Exercise directions — State how many lines contain "Output", and write nothing except that count.

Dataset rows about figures

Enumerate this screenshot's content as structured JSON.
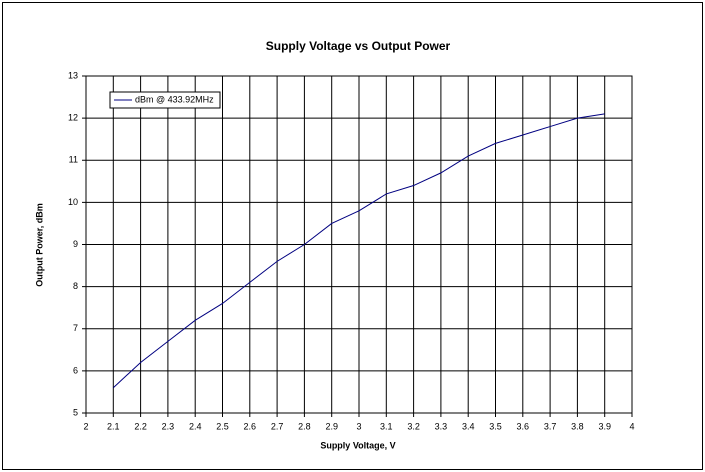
{
  "chart_data": {
    "type": "line",
    "title": "Supply Voltage vs Output Power",
    "x_label": "Supply Voltage, V",
    "y_label": "Output Power, dBm",
    "x": [
      2.1,
      2.2,
      2.3,
      2.4,
      2.5,
      2.6,
      2.7,
      2.8,
      2.9,
      3,
      3.1,
      3.2,
      3.3,
      3.4,
      3.5,
      3.6,
      3.7,
      3.8,
      3.9
    ],
    "series": [
      {
        "name": "dBm @ 433.92MHz",
        "color": "#000080",
        "values": [
          5.6,
          6.2,
          6.7,
          7.2,
          7.6,
          8.1,
          8.6,
          9.0,
          9.5,
          9.8,
          10.2,
          10.4,
          10.7,
          11.1,
          11.4,
          11.6,
          11.8,
          12.0,
          12.1
        ]
      }
    ],
    "xlim": [
      2,
      4
    ],
    "xticks": [
      2,
      2.1,
      2.2,
      2.3,
      2.4,
      2.5,
      2.6,
      2.7,
      2.8,
      2.9,
      3,
      3.1,
      3.2,
      3.3,
      3.4,
      3.5,
      3.6,
      3.7,
      3.8,
      3.9,
      4
    ],
    "ylim": [
      5,
      13
    ],
    "yticks": [
      5,
      6,
      7,
      8,
      9,
      10,
      11,
      12,
      13
    ],
    "grid": true,
    "legend": "top-left"
  }
}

The result — 2